= Task goal =
Output every entry exactly as written, skipping any pictures.

[Stored data]
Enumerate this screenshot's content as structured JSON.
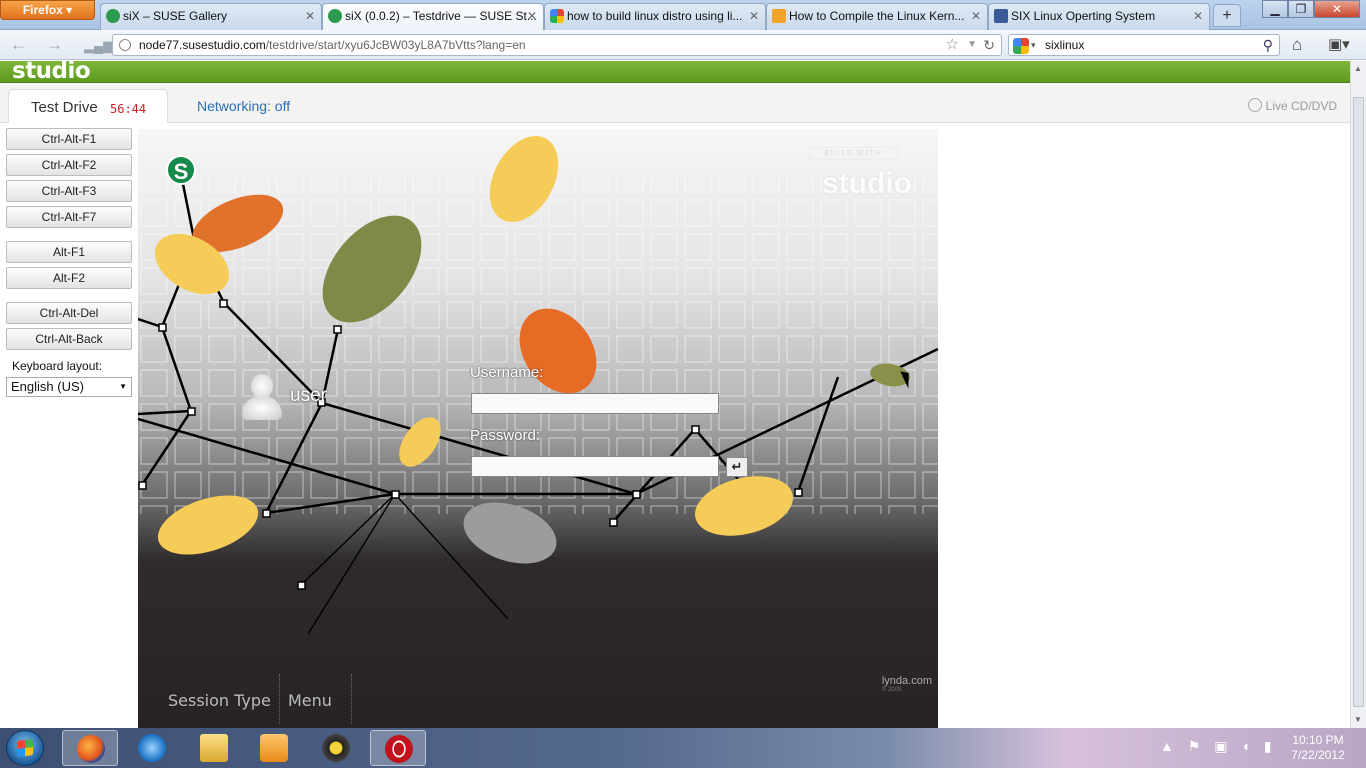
{
  "browser": {
    "menu_button": "Firefox",
    "tabs": [
      {
        "label": "siX – SUSE Gallery",
        "active": false
      },
      {
        "label": "siX (0.0.2) – Testdrive — SUSE St...",
        "active": true
      },
      {
        "label": "how to build linux distro using li...",
        "active": false
      },
      {
        "label": "How to Compile the Linux Kern...",
        "active": false
      },
      {
        "label": "SIX Linux Operting System",
        "active": false
      }
    ],
    "new_tab": "+",
    "url": {
      "host": "node77.susestudio.com",
      "path": "/testdrive/start/xyu6JcBW03yL8A7bVtts?lang=en"
    },
    "search": {
      "value": "sixlinux"
    }
  },
  "studio": {
    "logo": "studio",
    "testdrive": {
      "label": "Test Drive",
      "timer": "56:44"
    },
    "networking": "Networking: off",
    "live_cd": "Live CD/DVD",
    "key_buttons": [
      {
        "label": "Ctrl-Alt-F1"
      },
      {
        "label": "Ctrl-Alt-F2"
      },
      {
        "label": "Ctrl-Alt-F3"
      },
      {
        "label": "Ctrl-Alt-F7"
      },
      {
        "label": "Alt-F1"
      },
      {
        "label": "Alt-F2"
      },
      {
        "label": "Ctrl-Alt-Del"
      },
      {
        "label": "Ctrl-Alt-Back"
      }
    ],
    "keyboard_layout": {
      "label": "Keyboard layout:",
      "value": "English (US)"
    }
  },
  "vm": {
    "logo_letter": "S",
    "built_with": "BUILT WITH",
    "studio_mark": "studio",
    "user_name": "user",
    "username_label": "Username:",
    "password_label": "Password:",
    "enter_glyph": "↵",
    "session_type": "Session Type",
    "menu": "Menu",
    "lynda": "lynda.com",
    "lynda_year": "© 2009"
  },
  "taskbar": {
    "clock_time": "10:10 PM",
    "clock_date": "7/22/2012"
  },
  "colors": {
    "studio_green": "#6aa62a",
    "timer_red": "#cc2222",
    "link_blue": "#2c6fb3",
    "suse_green": "#168a4a",
    "firefox_orange": "#e2711d"
  }
}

= Solution for this task =
Enumerate this screenshot's content as structured JSON.
{
  "browser": {
    "menu_button": "Firefox",
    "tabs": [
      {
        "label": "siX – SUSE Gallery",
        "active": false
      },
      {
        "label": "siX (0.0.2) – Testdrive — SUSE St...",
        "active": true
      },
      {
        "label": "how to build linux distro using li...",
        "active": false
      },
      {
        "label": "How to Compile the Linux Kern...",
        "active": false
      },
      {
        "label": "SIX Linux Operting System",
        "active": false
      }
    ],
    "new_tab": "+",
    "url": {
      "host": "node77.susestudio.com",
      "path": "/testdrive/start/xyu6JcBW03yL8A7bVtts?lang=en"
    },
    "search": {
      "value": "sixlinux"
    }
  },
  "studio": {
    "logo": "studio",
    "testdrive": {
      "label": "Test Drive",
      "timer": "56:44"
    },
    "networking": "Networking: off",
    "live_cd": "Live CD/DVD",
    "key_buttons": [
      {
        "label": "Ctrl-Alt-F1"
      },
      {
        "label": "Ctrl-Alt-F2"
      },
      {
        "label": "Ctrl-Alt-F3"
      },
      {
        "label": "Ctrl-Alt-F7"
      },
      {
        "label": "Alt-F1"
      },
      {
        "label": "Alt-F2"
      },
      {
        "label": "Ctrl-Alt-Del"
      },
      {
        "label": "Ctrl-Alt-Back"
      }
    ],
    "keyboard_layout": {
      "label": "Keyboard layout:",
      "value": "English (US)"
    }
  },
  "vm": {
    "logo_letter": "S",
    "built_with": "BUILT WITH",
    "studio_mark": "studio",
    "user_name": "user",
    "username_label": "Username:",
    "password_label": "Password:",
    "enter_glyph": "↵",
    "session_type": "Session Type",
    "menu": "Menu",
    "lynda": "lynda.com",
    "lynda_year": "© 2009"
  },
  "taskbar": {
    "clock_time": "10:10 PM",
    "clock_date": "7/22/2012"
  },
  "colors": {
    "studio_green": "#6aa62a",
    "timer_red": "#cc2222",
    "link_blue": "#2c6fb3",
    "suse_green": "#168a4a",
    "firefox_orange": "#e2711d"
  }
}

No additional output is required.